───── Records to use ─────
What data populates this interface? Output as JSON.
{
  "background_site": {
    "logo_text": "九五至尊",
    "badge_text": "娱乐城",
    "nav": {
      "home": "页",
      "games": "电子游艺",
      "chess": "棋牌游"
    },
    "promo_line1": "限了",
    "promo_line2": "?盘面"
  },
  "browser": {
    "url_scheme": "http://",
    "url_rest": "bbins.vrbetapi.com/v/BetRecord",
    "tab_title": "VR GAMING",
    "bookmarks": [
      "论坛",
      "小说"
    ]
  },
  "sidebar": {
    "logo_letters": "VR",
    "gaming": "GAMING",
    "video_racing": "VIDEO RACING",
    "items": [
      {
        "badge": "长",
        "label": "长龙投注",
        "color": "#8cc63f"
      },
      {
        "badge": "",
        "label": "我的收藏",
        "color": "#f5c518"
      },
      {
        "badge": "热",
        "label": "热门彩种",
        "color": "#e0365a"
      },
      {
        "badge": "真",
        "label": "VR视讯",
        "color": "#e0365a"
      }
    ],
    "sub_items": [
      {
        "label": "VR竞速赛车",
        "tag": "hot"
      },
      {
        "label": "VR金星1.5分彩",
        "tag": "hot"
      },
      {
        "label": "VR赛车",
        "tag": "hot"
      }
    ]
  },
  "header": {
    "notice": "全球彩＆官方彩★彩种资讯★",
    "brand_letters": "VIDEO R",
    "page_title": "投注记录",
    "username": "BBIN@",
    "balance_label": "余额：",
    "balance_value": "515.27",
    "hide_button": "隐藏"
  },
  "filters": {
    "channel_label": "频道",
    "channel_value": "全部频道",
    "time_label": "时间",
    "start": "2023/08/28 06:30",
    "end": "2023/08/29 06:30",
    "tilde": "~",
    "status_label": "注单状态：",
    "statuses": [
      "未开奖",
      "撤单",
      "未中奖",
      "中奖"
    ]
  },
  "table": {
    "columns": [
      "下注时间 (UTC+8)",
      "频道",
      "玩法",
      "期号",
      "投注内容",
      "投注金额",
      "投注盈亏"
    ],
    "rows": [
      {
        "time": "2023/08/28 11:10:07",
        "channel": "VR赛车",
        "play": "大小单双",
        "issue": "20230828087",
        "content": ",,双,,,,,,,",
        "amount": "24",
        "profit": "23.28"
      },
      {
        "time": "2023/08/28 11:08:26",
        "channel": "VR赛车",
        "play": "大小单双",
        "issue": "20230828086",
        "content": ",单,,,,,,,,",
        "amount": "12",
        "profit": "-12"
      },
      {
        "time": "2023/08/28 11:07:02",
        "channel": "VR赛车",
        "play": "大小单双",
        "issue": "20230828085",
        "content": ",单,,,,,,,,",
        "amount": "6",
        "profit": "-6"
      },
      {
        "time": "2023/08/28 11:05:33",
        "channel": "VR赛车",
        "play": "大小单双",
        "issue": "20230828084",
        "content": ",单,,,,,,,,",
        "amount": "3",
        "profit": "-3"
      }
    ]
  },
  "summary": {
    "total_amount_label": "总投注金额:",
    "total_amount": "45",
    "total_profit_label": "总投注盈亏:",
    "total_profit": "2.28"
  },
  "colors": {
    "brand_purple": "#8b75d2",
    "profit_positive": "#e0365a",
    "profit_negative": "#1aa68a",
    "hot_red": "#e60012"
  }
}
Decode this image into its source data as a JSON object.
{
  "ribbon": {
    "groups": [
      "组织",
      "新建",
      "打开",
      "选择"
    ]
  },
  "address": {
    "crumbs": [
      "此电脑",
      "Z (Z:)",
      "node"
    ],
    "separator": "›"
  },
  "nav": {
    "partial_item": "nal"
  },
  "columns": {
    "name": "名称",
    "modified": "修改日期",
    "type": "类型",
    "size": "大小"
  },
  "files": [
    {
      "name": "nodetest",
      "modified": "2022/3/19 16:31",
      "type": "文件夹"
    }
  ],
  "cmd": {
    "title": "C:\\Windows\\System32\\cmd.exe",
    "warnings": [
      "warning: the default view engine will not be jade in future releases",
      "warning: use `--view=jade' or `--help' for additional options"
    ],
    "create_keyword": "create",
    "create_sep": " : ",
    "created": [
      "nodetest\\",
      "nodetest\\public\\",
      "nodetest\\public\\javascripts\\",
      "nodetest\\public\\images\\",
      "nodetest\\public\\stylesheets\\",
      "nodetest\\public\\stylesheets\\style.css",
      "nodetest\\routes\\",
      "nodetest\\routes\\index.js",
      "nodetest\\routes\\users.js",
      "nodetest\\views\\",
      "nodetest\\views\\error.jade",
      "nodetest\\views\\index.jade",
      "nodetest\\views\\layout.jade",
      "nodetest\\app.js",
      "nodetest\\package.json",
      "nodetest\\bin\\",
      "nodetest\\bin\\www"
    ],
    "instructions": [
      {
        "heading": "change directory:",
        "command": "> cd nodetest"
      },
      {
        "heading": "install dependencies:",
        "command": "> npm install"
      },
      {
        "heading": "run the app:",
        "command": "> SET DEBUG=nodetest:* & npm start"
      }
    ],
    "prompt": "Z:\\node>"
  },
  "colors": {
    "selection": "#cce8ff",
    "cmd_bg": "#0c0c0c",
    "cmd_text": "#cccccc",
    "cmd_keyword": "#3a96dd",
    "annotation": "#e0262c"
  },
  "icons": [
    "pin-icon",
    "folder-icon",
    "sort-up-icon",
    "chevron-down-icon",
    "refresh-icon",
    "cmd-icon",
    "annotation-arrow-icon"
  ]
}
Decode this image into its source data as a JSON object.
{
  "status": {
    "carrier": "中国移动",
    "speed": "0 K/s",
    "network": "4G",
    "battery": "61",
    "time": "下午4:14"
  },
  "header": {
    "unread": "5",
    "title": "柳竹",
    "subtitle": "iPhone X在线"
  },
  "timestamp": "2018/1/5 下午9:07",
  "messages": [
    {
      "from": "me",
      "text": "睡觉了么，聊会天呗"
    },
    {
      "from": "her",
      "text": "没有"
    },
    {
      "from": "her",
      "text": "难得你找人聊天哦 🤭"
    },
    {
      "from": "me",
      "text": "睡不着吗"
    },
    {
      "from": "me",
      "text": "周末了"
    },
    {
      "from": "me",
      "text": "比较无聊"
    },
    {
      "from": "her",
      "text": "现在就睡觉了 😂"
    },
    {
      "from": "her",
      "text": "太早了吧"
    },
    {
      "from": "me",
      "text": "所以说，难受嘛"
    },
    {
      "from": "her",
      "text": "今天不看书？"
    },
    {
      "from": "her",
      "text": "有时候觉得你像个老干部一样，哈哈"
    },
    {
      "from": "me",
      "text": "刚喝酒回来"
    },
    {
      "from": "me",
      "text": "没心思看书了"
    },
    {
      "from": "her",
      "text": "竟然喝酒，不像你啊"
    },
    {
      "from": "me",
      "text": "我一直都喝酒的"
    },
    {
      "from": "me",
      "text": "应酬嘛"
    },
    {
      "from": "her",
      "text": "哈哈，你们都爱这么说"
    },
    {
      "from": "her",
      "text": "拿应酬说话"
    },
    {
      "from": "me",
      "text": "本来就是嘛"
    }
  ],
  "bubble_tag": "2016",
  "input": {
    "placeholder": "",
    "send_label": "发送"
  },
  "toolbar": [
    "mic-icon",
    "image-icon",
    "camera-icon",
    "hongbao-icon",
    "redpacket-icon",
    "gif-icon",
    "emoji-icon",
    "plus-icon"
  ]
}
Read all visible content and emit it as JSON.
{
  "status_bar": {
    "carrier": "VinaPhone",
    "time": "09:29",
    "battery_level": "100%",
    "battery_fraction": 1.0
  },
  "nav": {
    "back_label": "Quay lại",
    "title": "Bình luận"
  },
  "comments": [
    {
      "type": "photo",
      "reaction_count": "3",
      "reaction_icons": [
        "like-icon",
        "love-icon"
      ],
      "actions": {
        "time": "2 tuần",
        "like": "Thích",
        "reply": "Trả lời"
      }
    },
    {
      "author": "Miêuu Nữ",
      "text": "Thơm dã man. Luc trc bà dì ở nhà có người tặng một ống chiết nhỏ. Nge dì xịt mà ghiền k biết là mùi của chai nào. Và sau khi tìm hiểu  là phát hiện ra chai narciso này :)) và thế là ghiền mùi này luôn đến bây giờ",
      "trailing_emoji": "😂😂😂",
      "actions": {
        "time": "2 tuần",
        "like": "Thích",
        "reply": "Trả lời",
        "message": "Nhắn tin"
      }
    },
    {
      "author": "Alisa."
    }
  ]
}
─────
● What the task asks
Gather all lines from the records above in which "routes" appears.

● Answer for this exercise
      "nodetest\\routes\\",
      "nodetest\\routes\\index.js",
      "nodetest\\routes\\users.js",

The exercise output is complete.